**GIVEN RECORDS**
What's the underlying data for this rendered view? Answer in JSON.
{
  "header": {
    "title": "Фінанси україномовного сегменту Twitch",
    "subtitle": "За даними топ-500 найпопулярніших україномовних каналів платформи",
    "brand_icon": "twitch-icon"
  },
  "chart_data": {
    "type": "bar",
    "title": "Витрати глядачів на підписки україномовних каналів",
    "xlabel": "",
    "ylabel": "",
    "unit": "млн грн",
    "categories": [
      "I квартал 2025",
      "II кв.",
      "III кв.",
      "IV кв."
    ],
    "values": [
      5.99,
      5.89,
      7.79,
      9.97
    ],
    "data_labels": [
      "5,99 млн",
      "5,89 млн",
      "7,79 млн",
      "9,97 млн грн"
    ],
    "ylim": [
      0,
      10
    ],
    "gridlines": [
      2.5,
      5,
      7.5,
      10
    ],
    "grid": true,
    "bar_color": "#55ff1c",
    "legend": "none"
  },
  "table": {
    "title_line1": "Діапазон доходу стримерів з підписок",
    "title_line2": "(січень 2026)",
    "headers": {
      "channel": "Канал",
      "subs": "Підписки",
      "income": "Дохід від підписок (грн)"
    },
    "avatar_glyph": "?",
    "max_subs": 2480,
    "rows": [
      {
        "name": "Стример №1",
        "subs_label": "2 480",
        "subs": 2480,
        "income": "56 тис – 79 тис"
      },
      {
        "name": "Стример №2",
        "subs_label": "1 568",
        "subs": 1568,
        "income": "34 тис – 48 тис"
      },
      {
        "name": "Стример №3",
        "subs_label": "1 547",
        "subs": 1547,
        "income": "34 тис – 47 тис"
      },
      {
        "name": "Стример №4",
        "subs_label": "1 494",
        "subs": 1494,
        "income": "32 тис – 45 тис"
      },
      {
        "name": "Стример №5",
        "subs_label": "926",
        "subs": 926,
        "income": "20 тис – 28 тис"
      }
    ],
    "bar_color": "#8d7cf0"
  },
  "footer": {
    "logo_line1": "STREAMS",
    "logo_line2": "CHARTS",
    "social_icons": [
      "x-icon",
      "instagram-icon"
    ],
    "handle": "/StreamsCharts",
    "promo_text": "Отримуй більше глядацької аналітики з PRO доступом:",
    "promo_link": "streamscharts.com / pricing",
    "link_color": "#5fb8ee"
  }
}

**DIRECTIVE**
Copy every line of the records word for word.

**THE ANSWER**
What's the underlying data for this rendered view? Answer in JSON.
{
  "header": {
    "title": "Фінанси україномовного сегменту Twitch",
    "subtitle": "За даними топ-500 найпопулярніших україномовних каналів платформи",
    "brand_icon": "twitch-icon"
  },
  "chart_data": {
    "type": "bar",
    "title": "Витрати глядачів на підписки україномовних каналів",
    "xlabel": "",
    "ylabel": "",
    "unit": "млн грн",
    "categories": [
      "I квартал 2025",
      "II кв.",
      "III кв.",
      "IV кв."
    ],
    "values": [
      5.99,
      5.89,
      7.79,
      9.97
    ],
    "data_labels": [
      "5,99 млн",
      "5,89 млн",
      "7,79 млн",
      "9,97 млн грн"
    ],
    "ylim": [
      0,
      10
    ],
    "gridlines": [
      2.5,
      5,
      7.5,
      10
    ],
    "grid": true,
    "bar_color": "#55ff1c",
    "legend": "none"
  },
  "table": {
    "title_line1": "Діапазон доходу стримерів з підписок",
    "title_line2": "(січень 2026)",
    "headers": {
      "channel": "Канал",
      "subs": "Підписки",
      "income": "Дохід від підписок (грн)"
    },
    "avatar_glyph": "?",
    "max_subs": 2480,
    "rows": [
      {
        "name": "Стример №1",
        "subs_label": "2 480",
        "subs": 2480,
        "income": "56 тис – 79 тис"
      },
      {
        "name": "Стример №2",
        "subs_label": "1 568",
        "subs": 1568,
        "income": "34 тис – 48 тис"
      },
      {
        "name": "Стример №3",
        "subs_label": "1 547",
        "subs": 1547,
        "income": "34 тис – 47 тис"
      },
      {
        "name": "Стример №4",
        "subs_label": "1 494",
        "subs": 1494,
        "income": "32 тис – 45 тис"
      },
      {
        "name": "Стример №5",
        "subs_label": "926",
        "subs": 926,
        "income": "20 тис – 28 тис"
      }
    ],
    "bar_color": "#8d7cf0"
  },
  "footer": {
    "logo_line1": "STREAMS",
    "logo_line2": "CHARTS",
    "social_icons": [
      "x-icon",
      "instagram-icon"
    ],
    "handle": "/StreamsCharts",
    "promo_text": "Отримуй більше глядацької аналітики з PRO доступом:",
    "promo_link": "streamscharts.com / pricing",
    "link_color": "#5fb8ee"
  }
}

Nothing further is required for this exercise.